:: Task details ::
Copy nothing but the text: repeat each entry exactly and drop the images.
--- START Provided records ---
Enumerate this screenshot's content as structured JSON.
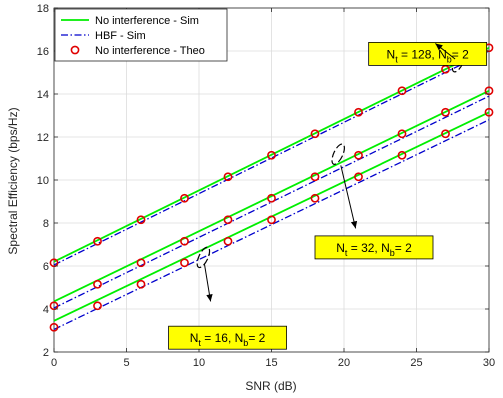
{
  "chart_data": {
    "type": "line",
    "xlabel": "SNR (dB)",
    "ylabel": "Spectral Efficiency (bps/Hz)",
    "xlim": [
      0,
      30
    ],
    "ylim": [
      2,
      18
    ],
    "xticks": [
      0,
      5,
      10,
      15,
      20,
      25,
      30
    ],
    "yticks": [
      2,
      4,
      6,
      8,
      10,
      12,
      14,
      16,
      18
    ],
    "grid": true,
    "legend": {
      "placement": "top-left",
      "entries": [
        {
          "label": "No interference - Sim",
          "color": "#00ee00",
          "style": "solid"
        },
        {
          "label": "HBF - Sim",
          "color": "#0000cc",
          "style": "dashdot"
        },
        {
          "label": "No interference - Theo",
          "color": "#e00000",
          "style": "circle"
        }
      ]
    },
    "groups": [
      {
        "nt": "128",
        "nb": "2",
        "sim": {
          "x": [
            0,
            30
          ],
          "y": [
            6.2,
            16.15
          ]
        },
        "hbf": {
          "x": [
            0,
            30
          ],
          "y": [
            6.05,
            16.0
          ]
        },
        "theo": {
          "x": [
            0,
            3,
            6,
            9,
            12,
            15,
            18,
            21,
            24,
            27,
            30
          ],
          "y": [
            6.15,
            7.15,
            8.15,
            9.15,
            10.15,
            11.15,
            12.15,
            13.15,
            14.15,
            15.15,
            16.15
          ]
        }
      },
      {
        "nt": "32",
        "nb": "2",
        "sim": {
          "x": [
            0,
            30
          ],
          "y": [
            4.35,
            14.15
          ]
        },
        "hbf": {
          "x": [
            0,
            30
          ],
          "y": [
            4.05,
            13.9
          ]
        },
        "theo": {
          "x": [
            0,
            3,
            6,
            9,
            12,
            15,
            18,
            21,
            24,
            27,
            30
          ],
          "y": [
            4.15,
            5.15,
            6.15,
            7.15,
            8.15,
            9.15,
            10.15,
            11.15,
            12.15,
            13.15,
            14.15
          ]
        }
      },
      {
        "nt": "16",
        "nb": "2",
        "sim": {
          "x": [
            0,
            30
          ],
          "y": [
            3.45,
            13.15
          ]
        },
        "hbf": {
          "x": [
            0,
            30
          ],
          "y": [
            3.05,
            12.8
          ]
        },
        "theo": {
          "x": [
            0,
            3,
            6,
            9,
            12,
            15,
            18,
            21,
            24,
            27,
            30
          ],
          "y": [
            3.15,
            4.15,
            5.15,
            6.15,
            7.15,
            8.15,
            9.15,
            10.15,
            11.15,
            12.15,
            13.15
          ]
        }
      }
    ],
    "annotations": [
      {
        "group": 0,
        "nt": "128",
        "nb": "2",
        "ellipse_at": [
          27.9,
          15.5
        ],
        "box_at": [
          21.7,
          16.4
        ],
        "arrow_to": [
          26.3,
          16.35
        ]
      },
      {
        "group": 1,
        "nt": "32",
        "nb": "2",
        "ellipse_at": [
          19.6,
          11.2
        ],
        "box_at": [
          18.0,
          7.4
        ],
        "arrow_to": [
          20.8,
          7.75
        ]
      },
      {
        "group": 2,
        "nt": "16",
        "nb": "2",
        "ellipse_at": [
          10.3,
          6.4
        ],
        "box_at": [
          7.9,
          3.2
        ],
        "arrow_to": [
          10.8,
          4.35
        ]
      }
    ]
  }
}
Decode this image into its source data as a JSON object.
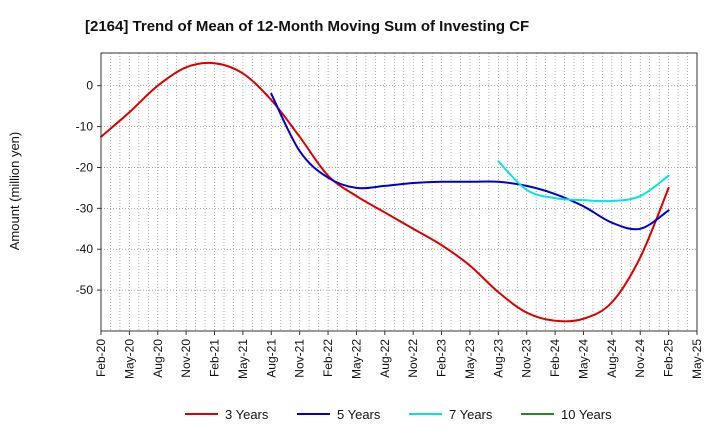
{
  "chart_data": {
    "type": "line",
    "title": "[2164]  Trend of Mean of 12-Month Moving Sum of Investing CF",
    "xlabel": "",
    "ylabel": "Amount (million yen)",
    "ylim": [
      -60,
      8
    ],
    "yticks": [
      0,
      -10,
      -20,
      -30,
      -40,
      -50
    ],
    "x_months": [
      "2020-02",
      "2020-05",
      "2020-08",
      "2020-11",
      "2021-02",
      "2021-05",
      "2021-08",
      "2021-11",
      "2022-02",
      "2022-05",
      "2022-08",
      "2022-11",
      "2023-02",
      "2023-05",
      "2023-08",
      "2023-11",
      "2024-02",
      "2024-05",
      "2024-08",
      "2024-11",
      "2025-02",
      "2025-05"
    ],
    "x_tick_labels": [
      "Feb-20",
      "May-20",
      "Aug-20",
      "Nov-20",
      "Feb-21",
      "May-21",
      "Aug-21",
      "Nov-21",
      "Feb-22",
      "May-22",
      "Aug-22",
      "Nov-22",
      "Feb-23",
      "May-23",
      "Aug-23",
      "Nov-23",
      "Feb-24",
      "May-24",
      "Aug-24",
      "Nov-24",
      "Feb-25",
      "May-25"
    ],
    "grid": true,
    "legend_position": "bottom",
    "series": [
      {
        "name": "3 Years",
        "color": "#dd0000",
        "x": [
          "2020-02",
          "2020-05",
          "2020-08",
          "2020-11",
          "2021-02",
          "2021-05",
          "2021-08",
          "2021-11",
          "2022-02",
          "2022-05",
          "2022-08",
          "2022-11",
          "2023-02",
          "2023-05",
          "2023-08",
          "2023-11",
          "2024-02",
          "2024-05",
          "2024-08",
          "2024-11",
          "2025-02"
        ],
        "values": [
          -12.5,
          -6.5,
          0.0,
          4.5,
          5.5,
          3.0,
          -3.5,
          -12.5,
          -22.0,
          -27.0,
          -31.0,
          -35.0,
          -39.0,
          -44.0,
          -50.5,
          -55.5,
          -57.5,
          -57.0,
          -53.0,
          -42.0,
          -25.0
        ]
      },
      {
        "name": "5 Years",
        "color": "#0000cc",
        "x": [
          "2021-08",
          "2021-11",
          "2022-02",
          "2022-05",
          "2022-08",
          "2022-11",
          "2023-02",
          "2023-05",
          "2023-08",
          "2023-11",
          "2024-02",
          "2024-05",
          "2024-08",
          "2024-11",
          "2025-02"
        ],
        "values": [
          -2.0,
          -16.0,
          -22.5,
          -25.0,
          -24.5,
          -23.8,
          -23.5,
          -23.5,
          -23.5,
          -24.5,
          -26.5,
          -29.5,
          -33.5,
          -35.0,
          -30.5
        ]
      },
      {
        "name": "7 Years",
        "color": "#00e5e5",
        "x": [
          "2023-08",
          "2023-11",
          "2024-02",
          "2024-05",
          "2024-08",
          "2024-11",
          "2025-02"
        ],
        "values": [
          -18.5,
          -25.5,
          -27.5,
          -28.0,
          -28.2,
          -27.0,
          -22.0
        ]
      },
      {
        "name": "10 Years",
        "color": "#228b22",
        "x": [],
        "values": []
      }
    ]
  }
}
--- END Provided records ---
:: Exercise solution ::
Enumerate this screenshot's content as structured JSON.
{
  "chart_data": {
    "type": "line",
    "xlabel": "SNR (dB)",
    "ylabel": "Spectral Efficiency (bps/Hz)",
    "xlim": [
      0,
      30
    ],
    "ylim": [
      2,
      18
    ],
    "xticks": [
      0,
      5,
      10,
      15,
      20,
      25,
      30
    ],
    "yticks": [
      2,
      4,
      6,
      8,
      10,
      12,
      14,
      16,
      18
    ],
    "grid": true,
    "legend": {
      "placement": "top-left",
      "entries": [
        {
          "label": "No interference - Sim",
          "color": "#00ee00",
          "style": "solid"
        },
        {
          "label": "HBF - Sim",
          "color": "#0000cc",
          "style": "dashdot"
        },
        {
          "label": "No interference - Theo",
          "color": "#e00000",
          "style": "circle"
        }
      ]
    },
    "groups": [
      {
        "nt": "128",
        "nb": "2",
        "sim": {
          "x": [
            0,
            30
          ],
          "y": [
            6.2,
            16.15
          ]
        },
        "hbf": {
          "x": [
            0,
            30
          ],
          "y": [
            6.05,
            16.0
          ]
        },
        "theo": {
          "x": [
            0,
            3,
            6,
            9,
            12,
            15,
            18,
            21,
            24,
            27,
            30
          ],
          "y": [
            6.15,
            7.15,
            8.15,
            9.15,
            10.15,
            11.15,
            12.15,
            13.15,
            14.15,
            15.15,
            16.15
          ]
        }
      },
      {
        "nt": "32",
        "nb": "2",
        "sim": {
          "x": [
            0,
            30
          ],
          "y": [
            4.35,
            14.15
          ]
        },
        "hbf": {
          "x": [
            0,
            30
          ],
          "y": [
            4.05,
            13.9
          ]
        },
        "theo": {
          "x": [
            0,
            3,
            6,
            9,
            12,
            15,
            18,
            21,
            24,
            27,
            30
          ],
          "y": [
            4.15,
            5.15,
            6.15,
            7.15,
            8.15,
            9.15,
            10.15,
            11.15,
            12.15,
            13.15,
            14.15
          ]
        }
      },
      {
        "nt": "16",
        "nb": "2",
        "sim": {
          "x": [
            0,
            30
          ],
          "y": [
            3.45,
            13.15
          ]
        },
        "hbf": {
          "x": [
            0,
            30
          ],
          "y": [
            3.05,
            12.8
          ]
        },
        "theo": {
          "x": [
            0,
            3,
            6,
            9,
            12,
            15,
            18,
            21,
            24,
            27,
            30
          ],
          "y": [
            3.15,
            4.15,
            5.15,
            6.15,
            7.15,
            8.15,
            9.15,
            10.15,
            11.15,
            12.15,
            13.15
          ]
        }
      }
    ],
    "annotations": [
      {
        "group": 0,
        "nt": "128",
        "nb": "2",
        "ellipse_at": [
          27.9,
          15.5
        ],
        "box_at": [
          21.7,
          16.4
        ],
        "arrow_to": [
          26.3,
          16.35
        ]
      },
      {
        "group": 1,
        "nt": "32",
        "nb": "2",
        "ellipse_at": [
          19.6,
          11.2
        ],
        "box_at": [
          18.0,
          7.4
        ],
        "arrow_to": [
          20.8,
          7.75
        ]
      },
      {
        "group": 2,
        "nt": "16",
        "nb": "2",
        "ellipse_at": [
          10.3,
          6.4
        ],
        "box_at": [
          7.9,
          3.2
        ],
        "arrow_to": [
          10.8,
          4.35
        ]
      }
    ]
  }
}
Decode this image into its source data as a JSON object.
{
  "chart_data": {
    "type": "line",
    "title": "[2164]  Trend of Mean of 12-Month Moving Sum of Investing CF",
    "xlabel": "",
    "ylabel": "Amount (million yen)",
    "ylim": [
      -60,
      8
    ],
    "yticks": [
      0,
      -10,
      -20,
      -30,
      -40,
      -50
    ],
    "x_months": [
      "2020-02",
      "2020-05",
      "2020-08",
      "2020-11",
      "2021-02",
      "2021-05",
      "2021-08",
      "2021-11",
      "2022-02",
      "2022-05",
      "2022-08",
      "2022-11",
      "2023-02",
      "2023-05",
      "2023-08",
      "2023-11",
      "2024-02",
      "2024-05",
      "2024-08",
      "2024-11",
      "2025-02",
      "2025-05"
    ],
    "x_tick_labels": [
      "Feb-20",
      "May-20",
      "Aug-20",
      "Nov-20",
      "Feb-21",
      "May-21",
      "Aug-21",
      "Nov-21",
      "Feb-22",
      "May-22",
      "Aug-22",
      "Nov-22",
      "Feb-23",
      "May-23",
      "Aug-23",
      "Nov-23",
      "Feb-24",
      "May-24",
      "Aug-24",
      "Nov-24",
      "Feb-25",
      "May-25"
    ],
    "grid": true,
    "legend_position": "bottom",
    "series": [
      {
        "name": "3 Years",
        "color": "#dd0000",
        "x": [
          "2020-02",
          "2020-05",
          "2020-08",
          "2020-11",
          "2021-02",
          "2021-05",
          "2021-08",
          "2021-11",
          "2022-02",
          "2022-05",
          "2022-08",
          "2022-11",
          "2023-02",
          "2023-05",
          "2023-08",
          "2023-11",
          "2024-02",
          "2024-05",
          "2024-08",
          "2024-11",
          "2025-02"
        ],
        "values": [
          -12.5,
          -6.5,
          0.0,
          4.5,
          5.5,
          3.0,
          -3.5,
          -12.5,
          -22.0,
          -27.0,
          -31.0,
          -35.0,
          -39.0,
          -44.0,
          -50.5,
          -55.5,
          -57.5,
          -57.0,
          -53.0,
          -42.0,
          -25.0
        ]
      },
      {
        "name": "5 Years",
        "color": "#0000cc",
        "x": [
          "2021-08",
          "2021-11",
          "2022-02",
          "2022-05",
          "2022-08",
          "2022-11",
          "2023-02",
          "2023-05",
          "2023-08",
          "2023-11",
          "2024-02",
          "2024-05",
          "2024-08",
          "2024-11",
          "2025-02"
        ],
        "values": [
          -2.0,
          -16.0,
          -22.5,
          -25.0,
          -24.5,
          -23.8,
          -23.5,
          -23.5,
          -23.5,
          -24.5,
          -26.5,
          -29.5,
          -33.5,
          -35.0,
          -30.5
        ]
      },
      {
        "name": "7 Years",
        "color": "#00e5e5",
        "x": [
          "2023-08",
          "2023-11",
          "2024-02",
          "2024-05",
          "2024-08",
          "2024-11",
          "2025-02"
        ],
        "values": [
          -18.5,
          -25.5,
          -27.5,
          -28.0,
          -28.2,
          -27.0,
          -22.0
        ]
      },
      {
        "name": "10 Years",
        "color": "#228b22",
        "x": [],
        "values": []
      }
    ]
  }
}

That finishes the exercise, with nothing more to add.